Dataset rows about figures:
● ● ● ● ●
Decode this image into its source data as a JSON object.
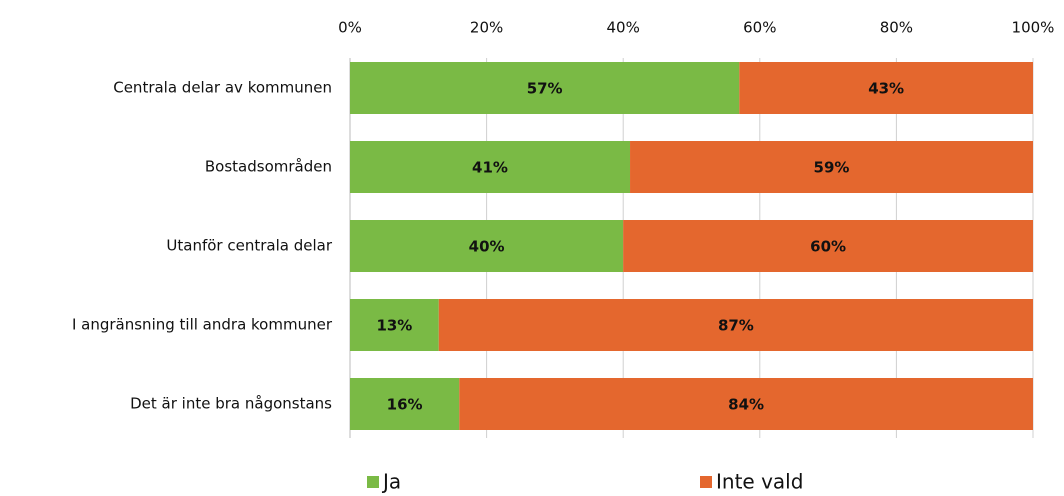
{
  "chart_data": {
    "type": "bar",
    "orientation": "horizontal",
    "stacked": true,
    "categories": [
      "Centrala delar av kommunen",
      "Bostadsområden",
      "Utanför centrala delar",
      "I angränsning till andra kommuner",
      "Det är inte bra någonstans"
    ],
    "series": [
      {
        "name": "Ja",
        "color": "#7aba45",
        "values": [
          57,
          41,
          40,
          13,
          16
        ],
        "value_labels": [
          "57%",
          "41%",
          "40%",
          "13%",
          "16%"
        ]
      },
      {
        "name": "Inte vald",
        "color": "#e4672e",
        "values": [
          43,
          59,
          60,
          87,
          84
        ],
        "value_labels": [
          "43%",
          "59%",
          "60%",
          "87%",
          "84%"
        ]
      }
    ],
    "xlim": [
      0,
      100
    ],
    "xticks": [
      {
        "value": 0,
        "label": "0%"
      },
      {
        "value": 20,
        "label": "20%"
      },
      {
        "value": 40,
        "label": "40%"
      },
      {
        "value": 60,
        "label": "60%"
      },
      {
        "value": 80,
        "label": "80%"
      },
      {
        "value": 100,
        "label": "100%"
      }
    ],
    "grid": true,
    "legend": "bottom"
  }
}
● ● ● ● ●
_What you will do_
Write out the entries again, exactly as given, skipping any images.

_Output of the exercise_
Decode this image into its source data as a JSON object.
{
  "chart_data": {
    "type": "bar",
    "orientation": "horizontal",
    "stacked": true,
    "categories": [
      "Centrala delar av kommunen",
      "Bostadsområden",
      "Utanför centrala delar",
      "I angränsning till andra kommuner",
      "Det är inte bra någonstans"
    ],
    "series": [
      {
        "name": "Ja",
        "color": "#7aba45",
        "values": [
          57,
          41,
          40,
          13,
          16
        ],
        "value_labels": [
          "57%",
          "41%",
          "40%",
          "13%",
          "16%"
        ]
      },
      {
        "name": "Inte vald",
        "color": "#e4672e",
        "values": [
          43,
          59,
          60,
          87,
          84
        ],
        "value_labels": [
          "43%",
          "59%",
          "60%",
          "87%",
          "84%"
        ]
      }
    ],
    "xlim": [
      0,
      100
    ],
    "xticks": [
      {
        "value": 0,
        "label": "0%"
      },
      {
        "value": 20,
        "label": "20%"
      },
      {
        "value": 40,
        "label": "40%"
      },
      {
        "value": 60,
        "label": "60%"
      },
      {
        "value": 80,
        "label": "80%"
      },
      {
        "value": 100,
        "label": "100%"
      }
    ],
    "grid": true,
    "legend": "bottom"
  }
}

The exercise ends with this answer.